_EXERCISE BRIEF:_
For the copy, please give all of the data again exactly and leave the pictures out.

_RECORDS:_

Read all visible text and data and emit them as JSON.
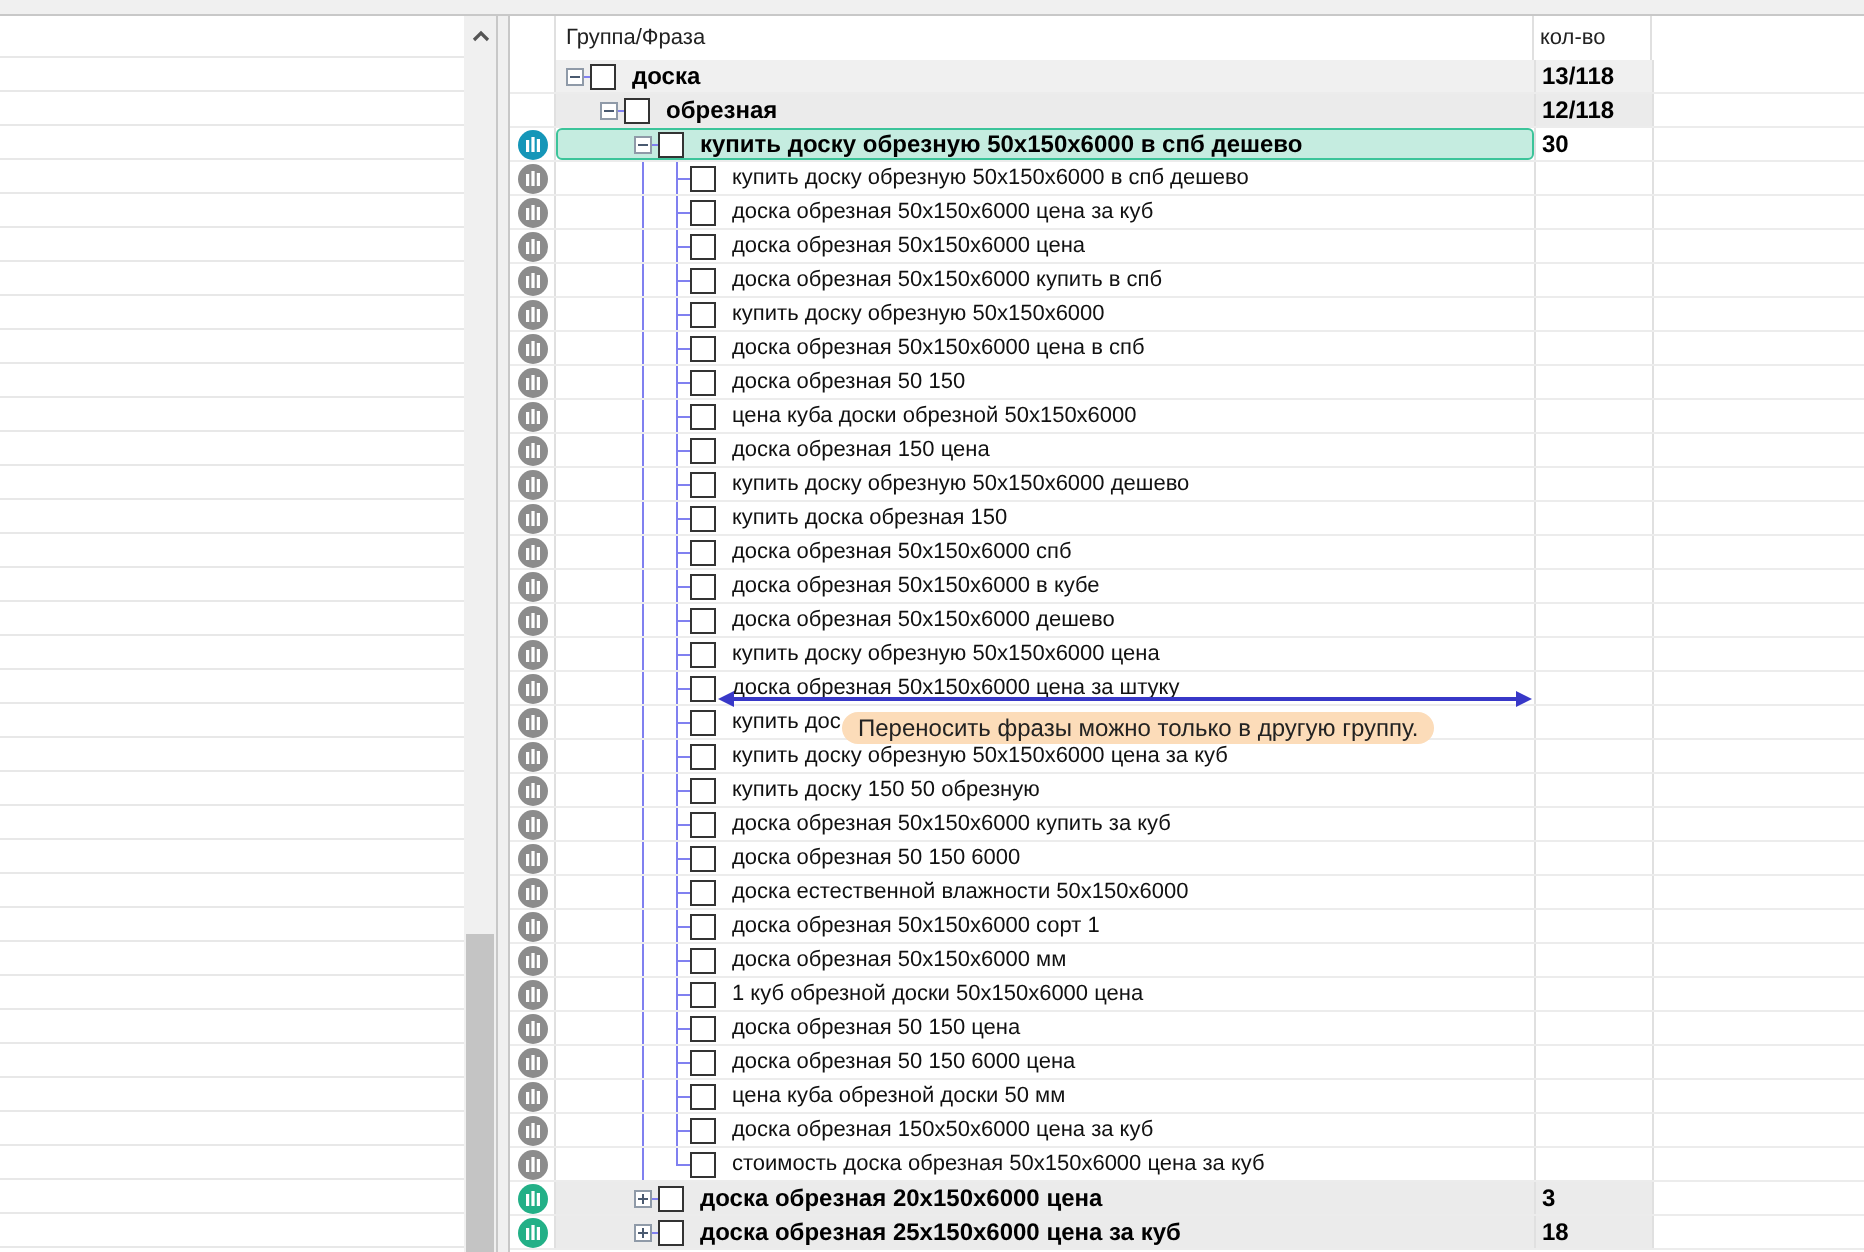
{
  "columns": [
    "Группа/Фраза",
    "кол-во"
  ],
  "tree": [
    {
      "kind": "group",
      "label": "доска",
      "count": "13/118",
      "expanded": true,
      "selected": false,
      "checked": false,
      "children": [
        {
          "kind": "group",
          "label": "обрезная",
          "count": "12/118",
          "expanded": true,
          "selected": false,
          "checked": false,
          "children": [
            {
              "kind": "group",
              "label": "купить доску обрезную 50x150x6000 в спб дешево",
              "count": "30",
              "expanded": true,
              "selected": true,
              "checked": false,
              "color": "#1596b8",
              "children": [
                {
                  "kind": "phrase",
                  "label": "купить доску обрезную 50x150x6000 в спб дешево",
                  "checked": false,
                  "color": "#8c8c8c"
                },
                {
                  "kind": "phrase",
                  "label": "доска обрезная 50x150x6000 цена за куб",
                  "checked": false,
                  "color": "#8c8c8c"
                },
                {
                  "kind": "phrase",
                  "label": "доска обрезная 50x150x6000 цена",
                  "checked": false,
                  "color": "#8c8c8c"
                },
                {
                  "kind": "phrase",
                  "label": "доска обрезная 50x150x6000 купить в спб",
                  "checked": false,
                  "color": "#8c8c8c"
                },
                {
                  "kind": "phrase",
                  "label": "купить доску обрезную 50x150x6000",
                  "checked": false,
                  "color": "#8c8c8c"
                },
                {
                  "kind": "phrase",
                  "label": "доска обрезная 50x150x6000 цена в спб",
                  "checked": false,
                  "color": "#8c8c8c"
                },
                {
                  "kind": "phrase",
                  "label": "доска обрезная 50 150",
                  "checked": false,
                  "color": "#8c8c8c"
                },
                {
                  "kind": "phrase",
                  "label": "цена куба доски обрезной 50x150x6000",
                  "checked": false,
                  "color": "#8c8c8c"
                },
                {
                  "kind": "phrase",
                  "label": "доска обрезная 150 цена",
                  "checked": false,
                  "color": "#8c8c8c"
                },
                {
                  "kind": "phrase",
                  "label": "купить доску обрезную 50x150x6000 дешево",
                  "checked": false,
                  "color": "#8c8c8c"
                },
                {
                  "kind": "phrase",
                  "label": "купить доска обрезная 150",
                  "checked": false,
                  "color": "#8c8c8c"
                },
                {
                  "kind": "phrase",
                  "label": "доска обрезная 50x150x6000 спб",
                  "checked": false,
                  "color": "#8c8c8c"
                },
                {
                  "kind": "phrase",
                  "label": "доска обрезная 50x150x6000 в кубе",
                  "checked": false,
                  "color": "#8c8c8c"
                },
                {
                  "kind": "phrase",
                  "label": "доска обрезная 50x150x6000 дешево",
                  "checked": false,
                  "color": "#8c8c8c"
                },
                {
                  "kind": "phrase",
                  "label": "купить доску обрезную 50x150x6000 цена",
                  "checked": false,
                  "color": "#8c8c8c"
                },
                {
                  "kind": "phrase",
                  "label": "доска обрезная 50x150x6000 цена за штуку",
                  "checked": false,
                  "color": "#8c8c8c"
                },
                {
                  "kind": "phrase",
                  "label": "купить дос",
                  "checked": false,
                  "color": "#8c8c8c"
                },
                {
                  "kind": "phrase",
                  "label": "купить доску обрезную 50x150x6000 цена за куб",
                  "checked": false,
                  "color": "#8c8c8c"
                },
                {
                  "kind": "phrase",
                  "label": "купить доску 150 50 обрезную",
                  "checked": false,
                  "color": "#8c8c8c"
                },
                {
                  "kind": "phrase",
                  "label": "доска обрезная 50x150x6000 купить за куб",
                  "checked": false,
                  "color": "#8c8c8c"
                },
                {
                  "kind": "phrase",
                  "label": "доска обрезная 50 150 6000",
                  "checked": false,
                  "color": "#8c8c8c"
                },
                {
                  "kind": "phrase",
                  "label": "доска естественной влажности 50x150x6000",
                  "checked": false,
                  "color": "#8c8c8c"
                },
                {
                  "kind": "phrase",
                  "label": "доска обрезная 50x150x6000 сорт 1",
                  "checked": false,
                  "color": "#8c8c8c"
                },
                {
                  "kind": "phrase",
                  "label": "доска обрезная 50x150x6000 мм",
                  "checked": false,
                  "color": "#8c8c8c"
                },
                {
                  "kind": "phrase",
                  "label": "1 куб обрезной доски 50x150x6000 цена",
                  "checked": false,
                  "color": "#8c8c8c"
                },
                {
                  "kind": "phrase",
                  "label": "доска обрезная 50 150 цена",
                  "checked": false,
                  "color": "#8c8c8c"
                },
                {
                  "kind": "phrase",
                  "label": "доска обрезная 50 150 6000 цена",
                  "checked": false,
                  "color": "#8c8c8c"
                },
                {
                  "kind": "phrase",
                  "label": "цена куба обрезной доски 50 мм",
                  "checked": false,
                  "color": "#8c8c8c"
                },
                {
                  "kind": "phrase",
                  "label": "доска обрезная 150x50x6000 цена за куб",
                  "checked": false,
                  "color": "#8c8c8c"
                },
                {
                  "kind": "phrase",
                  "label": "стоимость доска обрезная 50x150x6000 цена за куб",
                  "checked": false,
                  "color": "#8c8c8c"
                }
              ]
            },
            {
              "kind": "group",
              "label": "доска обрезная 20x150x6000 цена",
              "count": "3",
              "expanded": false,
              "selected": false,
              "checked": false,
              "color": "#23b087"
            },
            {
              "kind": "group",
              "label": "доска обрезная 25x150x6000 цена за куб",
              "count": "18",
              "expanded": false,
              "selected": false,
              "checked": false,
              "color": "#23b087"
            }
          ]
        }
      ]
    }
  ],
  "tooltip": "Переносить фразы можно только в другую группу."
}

_RESPONSE TO THIS TASK:_
Read all visible text and data and emit them as JSON.
{
  "columns": [
    "Группа/Фраза",
    "кол-во"
  ],
  "tree": [
    {
      "kind": "group",
      "label": "доска",
      "count": "13/118",
      "expanded": true,
      "selected": false,
      "checked": false,
      "children": [
        {
          "kind": "group",
          "label": "обрезная",
          "count": "12/118",
          "expanded": true,
          "selected": false,
          "checked": false,
          "children": [
            {
              "kind": "group",
              "label": "купить доску обрезную 50x150x6000 в спб дешево",
              "count": "30",
              "expanded": true,
              "selected": true,
              "checked": false,
              "color": "#1596b8",
              "children": [
                {
                  "kind": "phrase",
                  "label": "купить доску обрезную 50x150x6000 в спб дешево",
                  "checked": false,
                  "color": "#8c8c8c"
                },
                {
                  "kind": "phrase",
                  "label": "доска обрезная 50x150x6000 цена за куб",
                  "checked": false,
                  "color": "#8c8c8c"
                },
                {
                  "kind": "phrase",
                  "label": "доска обрезная 50x150x6000 цена",
                  "checked": false,
                  "color": "#8c8c8c"
                },
                {
                  "kind": "phrase",
                  "label": "доска обрезная 50x150x6000 купить в спб",
                  "checked": false,
                  "color": "#8c8c8c"
                },
                {
                  "kind": "phrase",
                  "label": "купить доску обрезную 50x150x6000",
                  "checked": false,
                  "color": "#8c8c8c"
                },
                {
                  "kind": "phrase",
                  "label": "доска обрезная 50x150x6000 цена в спб",
                  "checked": false,
                  "color": "#8c8c8c"
                },
                {
                  "kind": "phrase",
                  "label": "доска обрезная 50 150",
                  "checked": false,
                  "color": "#8c8c8c"
                },
                {
                  "kind": "phrase",
                  "label": "цена куба доски обрезной 50x150x6000",
                  "checked": false,
                  "color": "#8c8c8c"
                },
                {
                  "kind": "phrase",
                  "label": "доска обрезная 150 цена",
                  "checked": false,
                  "color": "#8c8c8c"
                },
                {
                  "kind": "phrase",
                  "label": "купить доску обрезную 50x150x6000 дешево",
                  "checked": false,
                  "color": "#8c8c8c"
                },
                {
                  "kind": "phrase",
                  "label": "купить доска обрезная 150",
                  "checked": false,
                  "color": "#8c8c8c"
                },
                {
                  "kind": "phrase",
                  "label": "доска обрезная 50x150x6000 спб",
                  "checked": false,
                  "color": "#8c8c8c"
                },
                {
                  "kind": "phrase",
                  "label": "доска обрезная 50x150x6000 в кубе",
                  "checked": false,
                  "color": "#8c8c8c"
                },
                {
                  "kind": "phrase",
                  "label": "доска обрезная 50x150x6000 дешево",
                  "checked": false,
                  "color": "#8c8c8c"
                },
                {
                  "kind": "phrase",
                  "label": "купить доску обрезную 50x150x6000 цена",
                  "checked": false,
                  "color": "#8c8c8c"
                },
                {
                  "kind": "phrase",
                  "label": "доска обрезная 50x150x6000 цена за штуку",
                  "checked": false,
                  "color": "#8c8c8c"
                },
                {
                  "kind": "phrase",
                  "label": "купить дос",
                  "checked": false,
                  "color": "#8c8c8c"
                },
                {
                  "kind": "phrase",
                  "label": "купить доску обрезную 50x150x6000 цена за куб",
                  "checked": false,
                  "color": "#8c8c8c"
                },
                {
                  "kind": "phrase",
                  "label": "купить доску 150 50 обрезную",
                  "checked": false,
                  "color": "#8c8c8c"
                },
                {
                  "kind": "phrase",
                  "label": "доска обрезная 50x150x6000 купить за куб",
                  "checked": false,
                  "color": "#8c8c8c"
                },
                {
                  "kind": "phrase",
                  "label": "доска обрезная 50 150 6000",
                  "checked": false,
                  "color": "#8c8c8c"
                },
                {
                  "kind": "phrase",
                  "label": "доска естественной влажности 50x150x6000",
                  "checked": false,
                  "color": "#8c8c8c"
                },
                {
                  "kind": "phrase",
                  "label": "доска обрезная 50x150x6000 сорт 1",
                  "checked": false,
                  "color": "#8c8c8c"
                },
                {
                  "kind": "phrase",
                  "label": "доска обрезная 50x150x6000 мм",
                  "checked": false,
                  "color": "#8c8c8c"
                },
                {
                  "kind": "phrase",
                  "label": "1 куб обрезной доски 50x150x6000 цена",
                  "checked": false,
                  "color": "#8c8c8c"
                },
                {
                  "kind": "phrase",
                  "label": "доска обрезная 50 150 цена",
                  "checked": false,
                  "color": "#8c8c8c"
                },
                {
                  "kind": "phrase",
                  "label": "доска обрезная 50 150 6000 цена",
                  "checked": false,
                  "color": "#8c8c8c"
                },
                {
                  "kind": "phrase",
                  "label": "цена куба обрезной доски 50 мм",
                  "checked": false,
                  "color": "#8c8c8c"
                },
                {
                  "kind": "phrase",
                  "label": "доска обрезная 150x50x6000 цена за куб",
                  "checked": false,
                  "color": "#8c8c8c"
                },
                {
                  "kind": "phrase",
                  "label": "стоимость доска обрезная 50x150x6000 цена за куб",
                  "checked": false,
                  "color": "#8c8c8c"
                }
              ]
            },
            {
              "kind": "group",
              "label": "доска обрезная 20x150x6000 цена",
              "count": "3",
              "expanded": false,
              "selected": false,
              "checked": false,
              "color": "#23b087"
            },
            {
              "kind": "group",
              "label": "доска обрезная 25x150x6000 цена за куб",
              "count": "18",
              "expanded": false,
              "selected": false,
              "checked": false,
              "color": "#23b087"
            }
          ]
        }
      ]
    }
  ],
  "tooltip": "Переносить фразы можно только в другую группу."
}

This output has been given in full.